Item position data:
· · · · ·
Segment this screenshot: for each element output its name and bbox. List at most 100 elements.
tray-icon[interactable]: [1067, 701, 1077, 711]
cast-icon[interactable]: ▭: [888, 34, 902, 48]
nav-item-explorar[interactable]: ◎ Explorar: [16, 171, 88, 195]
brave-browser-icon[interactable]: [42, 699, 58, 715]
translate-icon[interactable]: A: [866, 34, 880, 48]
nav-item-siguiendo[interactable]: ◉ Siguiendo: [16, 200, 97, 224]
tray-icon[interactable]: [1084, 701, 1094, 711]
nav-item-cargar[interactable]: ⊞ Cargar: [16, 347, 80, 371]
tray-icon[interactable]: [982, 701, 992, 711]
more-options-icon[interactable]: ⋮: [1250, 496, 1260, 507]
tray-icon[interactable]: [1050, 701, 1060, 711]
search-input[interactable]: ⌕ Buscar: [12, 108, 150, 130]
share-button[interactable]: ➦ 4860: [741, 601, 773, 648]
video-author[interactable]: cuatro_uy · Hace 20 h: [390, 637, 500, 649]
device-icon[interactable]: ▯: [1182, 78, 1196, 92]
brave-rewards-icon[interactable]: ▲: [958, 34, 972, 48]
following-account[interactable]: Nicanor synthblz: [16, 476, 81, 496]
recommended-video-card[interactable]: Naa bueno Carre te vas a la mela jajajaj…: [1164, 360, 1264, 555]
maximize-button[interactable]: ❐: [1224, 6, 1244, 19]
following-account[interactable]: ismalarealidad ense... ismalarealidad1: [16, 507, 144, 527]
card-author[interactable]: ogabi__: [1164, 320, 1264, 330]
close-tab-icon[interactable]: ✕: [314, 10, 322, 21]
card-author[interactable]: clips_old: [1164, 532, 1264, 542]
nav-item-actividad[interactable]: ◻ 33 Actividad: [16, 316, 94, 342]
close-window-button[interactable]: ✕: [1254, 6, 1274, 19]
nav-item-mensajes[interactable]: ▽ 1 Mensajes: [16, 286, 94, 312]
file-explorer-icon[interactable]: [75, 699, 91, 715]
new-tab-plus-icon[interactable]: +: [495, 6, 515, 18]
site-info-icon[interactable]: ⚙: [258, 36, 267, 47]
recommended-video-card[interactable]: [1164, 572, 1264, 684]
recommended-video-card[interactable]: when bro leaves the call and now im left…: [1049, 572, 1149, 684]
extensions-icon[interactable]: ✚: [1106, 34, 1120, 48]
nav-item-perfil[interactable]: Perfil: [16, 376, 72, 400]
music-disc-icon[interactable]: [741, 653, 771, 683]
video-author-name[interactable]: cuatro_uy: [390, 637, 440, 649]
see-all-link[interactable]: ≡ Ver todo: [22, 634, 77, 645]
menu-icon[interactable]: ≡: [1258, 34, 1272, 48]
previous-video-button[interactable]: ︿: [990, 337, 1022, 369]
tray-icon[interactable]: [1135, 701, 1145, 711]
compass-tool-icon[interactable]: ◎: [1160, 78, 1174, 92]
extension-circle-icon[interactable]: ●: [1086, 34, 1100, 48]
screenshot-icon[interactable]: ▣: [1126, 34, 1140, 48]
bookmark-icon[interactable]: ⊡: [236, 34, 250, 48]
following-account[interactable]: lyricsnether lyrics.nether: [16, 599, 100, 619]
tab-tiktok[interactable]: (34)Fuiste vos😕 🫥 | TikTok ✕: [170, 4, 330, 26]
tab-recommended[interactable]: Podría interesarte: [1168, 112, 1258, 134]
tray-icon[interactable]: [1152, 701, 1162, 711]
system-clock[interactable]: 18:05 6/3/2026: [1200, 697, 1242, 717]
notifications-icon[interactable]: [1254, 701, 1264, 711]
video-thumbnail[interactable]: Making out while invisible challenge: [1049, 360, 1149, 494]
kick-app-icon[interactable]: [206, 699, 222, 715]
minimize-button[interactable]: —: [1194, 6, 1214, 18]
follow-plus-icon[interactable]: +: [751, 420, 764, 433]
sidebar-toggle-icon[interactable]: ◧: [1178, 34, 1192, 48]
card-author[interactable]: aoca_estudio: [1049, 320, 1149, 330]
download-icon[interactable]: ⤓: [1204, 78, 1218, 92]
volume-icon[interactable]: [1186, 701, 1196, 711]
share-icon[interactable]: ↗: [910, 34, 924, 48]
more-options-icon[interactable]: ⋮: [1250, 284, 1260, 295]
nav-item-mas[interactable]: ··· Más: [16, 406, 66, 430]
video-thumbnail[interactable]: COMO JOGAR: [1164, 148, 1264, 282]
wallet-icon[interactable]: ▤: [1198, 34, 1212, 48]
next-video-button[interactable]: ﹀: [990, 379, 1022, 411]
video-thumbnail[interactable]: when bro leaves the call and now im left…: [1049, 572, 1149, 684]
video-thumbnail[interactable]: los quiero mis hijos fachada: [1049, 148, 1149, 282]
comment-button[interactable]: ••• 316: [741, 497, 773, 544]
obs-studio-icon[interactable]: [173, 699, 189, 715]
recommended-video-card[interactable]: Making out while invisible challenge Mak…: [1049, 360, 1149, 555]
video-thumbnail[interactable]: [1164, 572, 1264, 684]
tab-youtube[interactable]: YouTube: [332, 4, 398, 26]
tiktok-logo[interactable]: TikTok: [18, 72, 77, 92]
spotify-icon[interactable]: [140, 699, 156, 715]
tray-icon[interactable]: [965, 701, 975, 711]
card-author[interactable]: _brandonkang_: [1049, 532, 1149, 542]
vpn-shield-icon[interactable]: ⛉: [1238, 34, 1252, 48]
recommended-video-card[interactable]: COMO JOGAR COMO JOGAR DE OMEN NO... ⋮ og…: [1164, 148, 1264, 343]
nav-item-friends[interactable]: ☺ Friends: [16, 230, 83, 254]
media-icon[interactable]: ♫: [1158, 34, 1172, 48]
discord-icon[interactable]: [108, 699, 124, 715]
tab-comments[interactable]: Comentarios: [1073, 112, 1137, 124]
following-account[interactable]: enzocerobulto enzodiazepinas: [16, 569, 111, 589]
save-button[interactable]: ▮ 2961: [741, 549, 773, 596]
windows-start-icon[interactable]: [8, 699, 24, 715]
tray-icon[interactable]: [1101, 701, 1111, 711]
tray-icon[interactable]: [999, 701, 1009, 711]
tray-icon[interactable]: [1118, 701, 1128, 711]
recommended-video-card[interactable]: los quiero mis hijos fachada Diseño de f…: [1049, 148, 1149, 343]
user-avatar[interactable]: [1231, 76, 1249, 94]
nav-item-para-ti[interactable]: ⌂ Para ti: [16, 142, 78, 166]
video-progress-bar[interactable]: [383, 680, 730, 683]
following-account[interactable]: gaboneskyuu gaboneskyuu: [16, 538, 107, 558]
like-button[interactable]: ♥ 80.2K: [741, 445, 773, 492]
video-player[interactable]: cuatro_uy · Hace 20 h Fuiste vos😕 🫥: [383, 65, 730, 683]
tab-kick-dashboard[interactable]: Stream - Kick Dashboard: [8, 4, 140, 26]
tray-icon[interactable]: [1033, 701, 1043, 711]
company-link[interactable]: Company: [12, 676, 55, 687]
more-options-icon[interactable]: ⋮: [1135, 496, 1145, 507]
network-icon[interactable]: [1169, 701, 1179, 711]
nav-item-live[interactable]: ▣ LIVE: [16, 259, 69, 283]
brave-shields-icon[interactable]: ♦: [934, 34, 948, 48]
· · · · ·
→ Written exercise
Give the data lines from the first line through the line holding "menu-icon[interactable]: ≡: [1258, 34, 1272, 48]", inclusive, as a numbered list, omitting blank lines.

→ Finished task
1. Segment this screenshot: for each element output its name and bbox. List at most 100 elements.
2. tray-icon[interactable]: [1067, 701, 1077, 711]
3. cast-icon[interactable]: ▭: [888, 34, 902, 48]
4. nav-item-explorar[interactable]: ◎ Explorar: [16, 171, 88, 195]
5. brave-browser-icon[interactable]: [42, 699, 58, 715]
6. translate-icon[interactable]: A: [866, 34, 880, 48]
7. nav-item-siguiendo[interactable]: ◉ Siguiendo: [16, 200, 97, 224]
8. tray-icon[interactable]: [1084, 701, 1094, 711]
9. nav-item-cargar[interactable]: ⊞ Cargar: [16, 347, 80, 371]
10. tray-icon[interactable]: [982, 701, 992, 711]
11. more-options-icon[interactable]: ⋮: [1250, 496, 1260, 507]
12. tray-icon[interactable]: [1050, 701, 1060, 711]
13. search-input[interactable]: ⌕ Buscar: [12, 108, 150, 130]
14. share-button[interactable]: ➦ 4860: [741, 601, 773, 648]
15. video-author[interactable]: cuatro_uy · Hace 20 h: [390, 637, 500, 649]
16. device-icon[interactable]: ▯: [1182, 78, 1196, 92]
17. brave-rewards-icon[interactable]: ▲: [958, 34, 972, 48]
18. following-account[interactable]: Nicanor synthblz: [16, 476, 81, 496]
19. recommended-video-card[interactable]: Naa bueno Carre te vas a la mela jajajaj…: [1164, 360, 1264, 555]
20. maximize-button[interactable]: ❐: [1224, 6, 1244, 19]
21. following-account[interactable]: ismalarealidad ense... ismalarealidad1: [16, 507, 144, 527]
22. card-author[interactable]: ogabi__: [1164, 320, 1264, 330]
23. close-tab-icon[interactable]: ✕: [314, 10, 322, 21]
24. card-author[interactable]: clips_old: [1164, 532, 1264, 542]
25. nav-item-actividad[interactable]: ◻ 33 Actividad: [16, 316, 94, 342]
26. close-window-button[interactable]: ✕: [1254, 6, 1274, 19]
27. nav-item-mensajes[interactable]: ▽ 1 Mensajes: [16, 286, 94, 312]
28. file-explorer-icon[interactable]: [75, 699, 91, 715]
29. new-tab-plus-icon[interactable]: +: [495, 6, 515, 18]
30. site-info-icon[interactable]: ⚙: [258, 36, 267, 47]
31. recommended-video-card[interactable]: [1164, 572, 1264, 684]
32. recommended-video-card[interactable]: when bro leaves the call and now im left…: [1049, 572, 1149, 684]
33. extensions-icon[interactable]: ✚: [1106, 34, 1120, 48]
34. nav-item-perfil[interactable]: Perfil: [16, 376, 72, 400]
35. music-disc-icon[interactable]: [741, 653, 771, 683]
36. video-author-name[interactable]: cuatro_uy: [390, 637, 440, 649]
37. see-all-link[interactable]: ≡ Ver todo: [22, 634, 77, 645]
38. menu-icon[interactable]: ≡: [1258, 34, 1272, 48]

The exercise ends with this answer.